• [The task] Only lines with the word "travaux" are needed; collect each of them from the listing below.

• [Stored records]
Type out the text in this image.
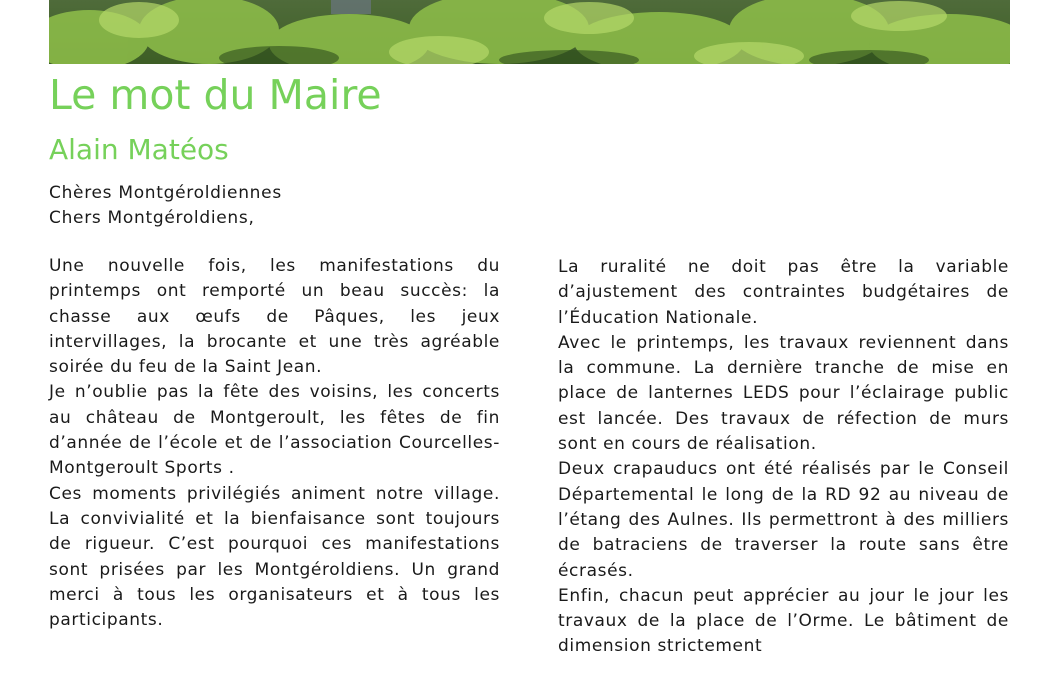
Le mot du Maire
Alain Matéos
Chères Montgéroldiennes
Chers Montgéroldiens,

Une nouvelle fois, les manifestations du printemps ont remporté un beau succès: la chasse aux œufs de Pâques, les jeux intervillages, la brocante et une très agréable soirée du feu de la Saint Jean.

Je n’oublie pas la fête des voisins, les concerts au château de Montgeroult, les fêtes de fin d’année de l’école et de l’association Courcelles-Montgeroult Sports .

Ces moments privilégiés animent notre village. La convivialité et la bienfaisance sont toujours de rigueur. C’est pourquoi ces manifestations sont prisées par les Montgéroldiens. Un grand merci à tous les organisateurs et à tous les participants.

La ruralité ne doit pas être la variable d’ajustement des contraintes budgétaires de l’Éducation Nationale.

Avec le printemps, les travaux reviennent dans la commune. La dernière tranche de mise en place de lanternes LEDS pour l’éclairage public est lancée. Des travaux de réfection de murs sont en cours de réalisation.

Deux crapauducs ont été réalisés par le Conseil Départemental le long de la RD 92 au niveau de l’étang des Aulnes. Ils permettront à des milliers de batraciens de traverser la route sans être écrasés.

Enfin, chacun peut apprécier au jour le jour les travaux de la place de l’Orme. Le bâtiment de dimension strictement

• [The reply]
Avec le printemps, les travaux reviennent dans la commune. La dernière tranche de mise en place de lanternes LEDS pour l’éclairage public est lancée. Des travaux de réfection de murs sont en cours de réalisation.
Enfin, chacun peut apprécier au jour le jour les travaux de la place de l’Orme. Le bâtiment de dimension strictement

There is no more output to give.